_Text passage_.
--- START ---

Indeed, the decoder developed in Texas, according to its scientific description: “generates intelligible word sequences that recover the meaning of perceived speech, imagined speech and even silent videos, demonstrating that a single decoder can be applied to a range of tasks”.

Stratigraphic maps

It is important to know that when we are about to say something, different, but quite specific, areas of the brain are activated, depending on what, with what emotions and in relation to which memories we are constructing the utterance. Words and even whole phrases therefore have their place in the brain when we listen to them, when we think about them and also when we say them. In general, we think first and then speak the thought, although more than one person can often be accused of saying something thoughtlessly. However, this is a simplification and a colloquialism that neuroscience denies. It’s just that not everything we think about is particularly clever, and hence there are some statements that are not preceded by any reflection.

--- END ---

_Data for review_.

--- START ---

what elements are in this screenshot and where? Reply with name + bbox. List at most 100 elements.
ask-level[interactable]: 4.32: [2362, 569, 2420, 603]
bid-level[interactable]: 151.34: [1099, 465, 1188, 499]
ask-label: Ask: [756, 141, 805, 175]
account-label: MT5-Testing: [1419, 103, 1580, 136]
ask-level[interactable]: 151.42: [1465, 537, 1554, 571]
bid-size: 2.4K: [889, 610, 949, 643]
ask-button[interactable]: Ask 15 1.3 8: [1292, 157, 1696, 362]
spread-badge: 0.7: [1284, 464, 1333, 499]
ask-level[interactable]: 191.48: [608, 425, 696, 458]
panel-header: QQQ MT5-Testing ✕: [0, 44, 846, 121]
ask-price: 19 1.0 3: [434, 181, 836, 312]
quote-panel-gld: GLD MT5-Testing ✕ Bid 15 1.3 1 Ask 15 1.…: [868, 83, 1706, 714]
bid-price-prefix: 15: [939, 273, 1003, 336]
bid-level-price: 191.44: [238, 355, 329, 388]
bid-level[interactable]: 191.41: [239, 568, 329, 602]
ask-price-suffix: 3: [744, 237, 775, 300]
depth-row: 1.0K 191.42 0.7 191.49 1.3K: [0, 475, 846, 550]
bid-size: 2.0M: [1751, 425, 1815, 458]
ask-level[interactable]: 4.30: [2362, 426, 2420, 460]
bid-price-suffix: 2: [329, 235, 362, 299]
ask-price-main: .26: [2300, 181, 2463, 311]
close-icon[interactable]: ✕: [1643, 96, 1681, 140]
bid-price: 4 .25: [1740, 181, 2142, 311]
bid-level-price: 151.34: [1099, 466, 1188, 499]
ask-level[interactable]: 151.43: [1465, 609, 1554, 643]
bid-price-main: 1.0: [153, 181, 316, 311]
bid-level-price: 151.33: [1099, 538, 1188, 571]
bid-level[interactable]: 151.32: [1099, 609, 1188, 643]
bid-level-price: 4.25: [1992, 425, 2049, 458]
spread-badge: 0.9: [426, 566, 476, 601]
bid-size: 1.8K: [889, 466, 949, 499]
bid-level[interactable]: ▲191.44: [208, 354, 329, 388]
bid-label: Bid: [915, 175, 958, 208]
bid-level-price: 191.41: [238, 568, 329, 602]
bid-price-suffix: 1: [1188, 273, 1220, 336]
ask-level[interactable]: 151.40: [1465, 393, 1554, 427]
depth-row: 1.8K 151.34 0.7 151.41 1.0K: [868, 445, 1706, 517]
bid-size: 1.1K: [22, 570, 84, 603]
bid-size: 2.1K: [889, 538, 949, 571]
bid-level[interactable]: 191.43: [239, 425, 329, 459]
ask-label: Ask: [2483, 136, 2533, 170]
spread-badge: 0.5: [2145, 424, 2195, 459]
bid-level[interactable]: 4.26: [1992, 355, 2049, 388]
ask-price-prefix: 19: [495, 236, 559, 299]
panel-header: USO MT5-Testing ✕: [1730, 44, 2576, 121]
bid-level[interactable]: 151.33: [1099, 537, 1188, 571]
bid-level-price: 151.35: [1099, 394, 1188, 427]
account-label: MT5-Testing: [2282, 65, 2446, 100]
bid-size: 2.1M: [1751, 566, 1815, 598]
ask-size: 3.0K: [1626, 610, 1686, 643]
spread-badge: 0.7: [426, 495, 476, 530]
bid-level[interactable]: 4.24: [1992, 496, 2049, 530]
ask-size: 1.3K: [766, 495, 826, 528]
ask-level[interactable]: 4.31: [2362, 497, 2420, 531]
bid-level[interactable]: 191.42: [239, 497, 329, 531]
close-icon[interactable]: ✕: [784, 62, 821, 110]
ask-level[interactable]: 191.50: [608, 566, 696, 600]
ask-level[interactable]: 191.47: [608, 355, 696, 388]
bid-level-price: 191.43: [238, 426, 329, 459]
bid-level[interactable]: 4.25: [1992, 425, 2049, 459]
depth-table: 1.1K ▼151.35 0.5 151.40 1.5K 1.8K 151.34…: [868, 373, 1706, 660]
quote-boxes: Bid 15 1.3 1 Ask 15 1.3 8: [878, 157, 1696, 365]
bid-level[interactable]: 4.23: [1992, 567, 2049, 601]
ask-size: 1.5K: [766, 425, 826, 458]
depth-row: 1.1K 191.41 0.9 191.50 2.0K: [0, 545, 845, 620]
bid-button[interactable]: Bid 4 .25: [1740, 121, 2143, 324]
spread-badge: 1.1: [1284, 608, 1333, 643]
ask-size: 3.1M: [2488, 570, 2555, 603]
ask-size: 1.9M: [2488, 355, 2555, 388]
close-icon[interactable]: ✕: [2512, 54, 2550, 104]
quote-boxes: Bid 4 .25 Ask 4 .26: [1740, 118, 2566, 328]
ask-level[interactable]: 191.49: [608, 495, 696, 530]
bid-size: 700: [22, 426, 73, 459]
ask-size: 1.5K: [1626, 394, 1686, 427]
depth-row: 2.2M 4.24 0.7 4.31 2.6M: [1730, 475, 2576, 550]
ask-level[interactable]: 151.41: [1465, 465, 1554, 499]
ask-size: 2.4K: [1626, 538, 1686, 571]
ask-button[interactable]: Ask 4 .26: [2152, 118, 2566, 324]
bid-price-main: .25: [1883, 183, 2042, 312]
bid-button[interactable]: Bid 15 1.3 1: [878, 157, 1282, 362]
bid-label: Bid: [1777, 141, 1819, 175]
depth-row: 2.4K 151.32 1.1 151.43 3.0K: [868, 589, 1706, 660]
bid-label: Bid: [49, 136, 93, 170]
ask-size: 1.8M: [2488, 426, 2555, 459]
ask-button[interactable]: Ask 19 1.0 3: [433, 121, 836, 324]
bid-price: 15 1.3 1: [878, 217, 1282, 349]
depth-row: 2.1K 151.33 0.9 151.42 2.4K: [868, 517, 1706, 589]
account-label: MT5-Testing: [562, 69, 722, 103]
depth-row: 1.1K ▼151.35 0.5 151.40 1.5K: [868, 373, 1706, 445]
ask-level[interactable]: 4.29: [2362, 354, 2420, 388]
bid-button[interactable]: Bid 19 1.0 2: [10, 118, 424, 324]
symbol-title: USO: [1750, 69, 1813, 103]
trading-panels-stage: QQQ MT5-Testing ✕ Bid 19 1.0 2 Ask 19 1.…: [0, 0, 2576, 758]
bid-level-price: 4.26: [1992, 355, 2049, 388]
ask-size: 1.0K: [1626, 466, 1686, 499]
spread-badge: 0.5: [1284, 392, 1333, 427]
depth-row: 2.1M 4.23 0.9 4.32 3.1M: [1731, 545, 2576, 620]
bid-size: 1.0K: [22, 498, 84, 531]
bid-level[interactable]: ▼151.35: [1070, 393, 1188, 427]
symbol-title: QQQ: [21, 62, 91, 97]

--- END ---

_Instructions to follow_.
Write the next part of the passage on the brain and speech decoding, starting after its last sentence. The data is not needed for this.

_Answer area_.
Having simplified the new AI-based non-invasive decoder to the maximum, functional magnetic resonance (fMRI) is able to accurately map areas of the brain which are currently very active and to display them with the use of colourful dots. Like stratigraphic maps: blue where the activity is low, red – where it is extremely high while the rest follows the gradient between: green, yellow, orange… AI, on the other hand, is a programme meant to analyse this type of image very quickly, armed with databases full of data from experiments, in which during an fMRI examination a man thought in concrete terms (or at least that’s what he claimed) about what he wanted to say, listened to an utterance, etc. Of course, on condition that this participant was open to decoding their thoughts, listening to a story that was new to him or imagining the story being told, the machine generates an appropriate text from the brain activity alone. In compiling meaningful and grammatically coherent utterances, it relies in part on a transformer model similar to those that drive ChatGPT Open AI and Google Bard.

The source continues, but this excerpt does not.